■ Provided records:
════
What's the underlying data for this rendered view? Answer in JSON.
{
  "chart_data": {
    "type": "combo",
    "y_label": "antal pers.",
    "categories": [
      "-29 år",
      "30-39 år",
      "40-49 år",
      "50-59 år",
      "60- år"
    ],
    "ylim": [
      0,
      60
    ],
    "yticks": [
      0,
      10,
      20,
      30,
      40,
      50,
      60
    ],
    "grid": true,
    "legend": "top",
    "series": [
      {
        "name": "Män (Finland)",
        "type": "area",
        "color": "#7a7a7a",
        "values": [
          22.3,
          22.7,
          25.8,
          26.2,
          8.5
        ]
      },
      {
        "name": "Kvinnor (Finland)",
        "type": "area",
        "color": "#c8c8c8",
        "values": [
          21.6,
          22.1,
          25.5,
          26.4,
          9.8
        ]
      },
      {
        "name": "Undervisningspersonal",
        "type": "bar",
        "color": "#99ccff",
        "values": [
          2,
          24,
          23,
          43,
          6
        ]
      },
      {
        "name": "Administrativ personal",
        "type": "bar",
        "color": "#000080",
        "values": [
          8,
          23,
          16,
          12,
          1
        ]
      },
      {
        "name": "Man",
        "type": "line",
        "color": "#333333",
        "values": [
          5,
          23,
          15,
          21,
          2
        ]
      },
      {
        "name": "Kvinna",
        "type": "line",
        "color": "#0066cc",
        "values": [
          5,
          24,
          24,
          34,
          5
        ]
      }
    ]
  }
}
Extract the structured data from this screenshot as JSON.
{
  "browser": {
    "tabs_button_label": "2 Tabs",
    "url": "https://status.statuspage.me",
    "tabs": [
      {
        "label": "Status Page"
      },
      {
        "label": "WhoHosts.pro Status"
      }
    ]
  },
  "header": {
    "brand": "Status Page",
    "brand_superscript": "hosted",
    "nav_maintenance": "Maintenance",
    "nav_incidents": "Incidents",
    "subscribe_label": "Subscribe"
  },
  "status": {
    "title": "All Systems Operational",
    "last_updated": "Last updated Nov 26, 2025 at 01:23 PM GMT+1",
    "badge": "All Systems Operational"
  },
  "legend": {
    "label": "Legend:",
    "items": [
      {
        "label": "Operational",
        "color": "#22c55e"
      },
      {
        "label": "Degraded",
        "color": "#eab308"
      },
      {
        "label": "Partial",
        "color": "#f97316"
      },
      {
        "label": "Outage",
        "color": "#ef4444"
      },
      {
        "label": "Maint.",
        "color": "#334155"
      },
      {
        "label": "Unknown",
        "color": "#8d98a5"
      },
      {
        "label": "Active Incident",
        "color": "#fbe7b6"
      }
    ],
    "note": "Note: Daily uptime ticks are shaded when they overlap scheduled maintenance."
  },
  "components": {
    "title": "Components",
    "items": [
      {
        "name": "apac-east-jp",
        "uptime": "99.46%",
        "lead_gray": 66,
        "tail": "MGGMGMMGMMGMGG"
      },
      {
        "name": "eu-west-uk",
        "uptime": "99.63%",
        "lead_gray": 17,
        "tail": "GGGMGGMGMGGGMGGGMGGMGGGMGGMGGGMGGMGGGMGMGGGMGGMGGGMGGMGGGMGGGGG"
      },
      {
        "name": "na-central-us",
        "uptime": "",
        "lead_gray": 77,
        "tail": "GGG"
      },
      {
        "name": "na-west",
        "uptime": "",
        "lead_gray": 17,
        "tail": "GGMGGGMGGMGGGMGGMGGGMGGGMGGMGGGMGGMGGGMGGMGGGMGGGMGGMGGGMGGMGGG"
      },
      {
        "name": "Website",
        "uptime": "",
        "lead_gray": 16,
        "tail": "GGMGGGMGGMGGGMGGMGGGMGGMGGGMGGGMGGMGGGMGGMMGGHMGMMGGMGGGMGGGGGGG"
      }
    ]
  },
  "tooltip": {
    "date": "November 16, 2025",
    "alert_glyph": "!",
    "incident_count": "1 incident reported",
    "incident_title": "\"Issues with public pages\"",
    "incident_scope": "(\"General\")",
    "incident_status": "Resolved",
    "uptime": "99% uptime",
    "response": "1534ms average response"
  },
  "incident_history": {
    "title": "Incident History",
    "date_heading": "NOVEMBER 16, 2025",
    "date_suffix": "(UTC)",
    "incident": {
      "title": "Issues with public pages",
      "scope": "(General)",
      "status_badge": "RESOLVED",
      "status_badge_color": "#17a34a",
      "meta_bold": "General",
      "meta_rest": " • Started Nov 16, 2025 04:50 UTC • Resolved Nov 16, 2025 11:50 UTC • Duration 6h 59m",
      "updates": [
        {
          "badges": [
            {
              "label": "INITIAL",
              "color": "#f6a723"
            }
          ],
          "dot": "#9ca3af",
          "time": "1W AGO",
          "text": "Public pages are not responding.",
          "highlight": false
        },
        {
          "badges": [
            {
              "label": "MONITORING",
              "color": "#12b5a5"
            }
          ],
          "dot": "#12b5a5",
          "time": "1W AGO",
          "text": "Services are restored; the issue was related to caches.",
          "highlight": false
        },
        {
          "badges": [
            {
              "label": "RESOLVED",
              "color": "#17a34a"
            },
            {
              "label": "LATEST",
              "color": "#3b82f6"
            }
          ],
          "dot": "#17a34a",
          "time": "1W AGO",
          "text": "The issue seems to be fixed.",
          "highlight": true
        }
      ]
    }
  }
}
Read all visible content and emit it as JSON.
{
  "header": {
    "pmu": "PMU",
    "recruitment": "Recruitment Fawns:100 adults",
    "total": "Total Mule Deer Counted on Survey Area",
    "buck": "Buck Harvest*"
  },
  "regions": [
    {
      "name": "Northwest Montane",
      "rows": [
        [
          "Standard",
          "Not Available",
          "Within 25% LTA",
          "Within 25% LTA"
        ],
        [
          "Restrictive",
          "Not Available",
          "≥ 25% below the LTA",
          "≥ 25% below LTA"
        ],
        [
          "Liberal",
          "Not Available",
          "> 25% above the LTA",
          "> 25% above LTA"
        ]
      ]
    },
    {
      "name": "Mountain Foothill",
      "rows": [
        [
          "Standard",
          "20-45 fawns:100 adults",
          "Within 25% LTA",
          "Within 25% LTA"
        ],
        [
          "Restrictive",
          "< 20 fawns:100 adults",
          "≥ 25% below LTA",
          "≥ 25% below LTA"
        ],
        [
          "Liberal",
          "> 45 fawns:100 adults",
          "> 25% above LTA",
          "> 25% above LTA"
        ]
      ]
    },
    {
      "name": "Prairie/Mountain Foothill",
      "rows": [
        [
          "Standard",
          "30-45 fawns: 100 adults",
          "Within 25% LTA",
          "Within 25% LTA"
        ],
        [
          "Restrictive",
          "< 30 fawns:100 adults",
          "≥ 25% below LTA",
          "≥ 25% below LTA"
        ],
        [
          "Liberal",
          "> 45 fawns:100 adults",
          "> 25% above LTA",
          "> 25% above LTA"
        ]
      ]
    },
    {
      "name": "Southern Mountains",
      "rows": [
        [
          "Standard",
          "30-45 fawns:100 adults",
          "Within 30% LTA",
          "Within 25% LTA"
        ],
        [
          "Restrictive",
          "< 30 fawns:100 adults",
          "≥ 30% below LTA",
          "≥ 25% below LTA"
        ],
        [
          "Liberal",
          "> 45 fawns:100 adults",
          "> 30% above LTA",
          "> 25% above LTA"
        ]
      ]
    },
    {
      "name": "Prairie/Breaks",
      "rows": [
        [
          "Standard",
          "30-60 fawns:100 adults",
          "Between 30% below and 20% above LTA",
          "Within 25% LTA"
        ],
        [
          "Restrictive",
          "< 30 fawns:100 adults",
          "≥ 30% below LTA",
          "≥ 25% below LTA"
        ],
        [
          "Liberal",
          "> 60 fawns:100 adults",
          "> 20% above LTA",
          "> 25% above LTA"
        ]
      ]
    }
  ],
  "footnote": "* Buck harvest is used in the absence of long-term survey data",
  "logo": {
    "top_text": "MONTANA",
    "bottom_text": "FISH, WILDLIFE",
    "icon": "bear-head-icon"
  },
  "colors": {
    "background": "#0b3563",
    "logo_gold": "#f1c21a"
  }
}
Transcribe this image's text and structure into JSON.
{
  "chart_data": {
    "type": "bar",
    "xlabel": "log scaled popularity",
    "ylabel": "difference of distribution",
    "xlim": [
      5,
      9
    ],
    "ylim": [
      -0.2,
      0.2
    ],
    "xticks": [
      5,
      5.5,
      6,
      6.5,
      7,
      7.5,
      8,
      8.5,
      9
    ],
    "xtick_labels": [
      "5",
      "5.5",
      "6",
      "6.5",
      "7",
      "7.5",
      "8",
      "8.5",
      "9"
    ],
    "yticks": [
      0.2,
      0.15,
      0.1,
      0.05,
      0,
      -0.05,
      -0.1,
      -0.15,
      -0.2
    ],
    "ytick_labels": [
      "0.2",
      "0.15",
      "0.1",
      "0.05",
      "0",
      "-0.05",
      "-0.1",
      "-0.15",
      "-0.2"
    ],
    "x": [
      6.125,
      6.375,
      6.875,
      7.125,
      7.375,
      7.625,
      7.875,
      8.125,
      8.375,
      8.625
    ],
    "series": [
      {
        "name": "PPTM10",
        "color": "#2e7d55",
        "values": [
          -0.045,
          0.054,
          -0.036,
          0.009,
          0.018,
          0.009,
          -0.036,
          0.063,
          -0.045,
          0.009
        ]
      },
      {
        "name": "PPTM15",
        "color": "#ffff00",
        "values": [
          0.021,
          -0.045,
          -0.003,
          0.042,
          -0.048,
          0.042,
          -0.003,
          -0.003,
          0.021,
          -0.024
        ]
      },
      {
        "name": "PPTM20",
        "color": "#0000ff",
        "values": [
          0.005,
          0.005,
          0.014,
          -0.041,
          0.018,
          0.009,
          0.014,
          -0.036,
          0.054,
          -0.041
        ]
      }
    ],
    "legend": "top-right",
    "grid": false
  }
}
════
■ Aim: Count how many lines include the string "JSON". Nothing but the number is needed.

■ Correct response: 4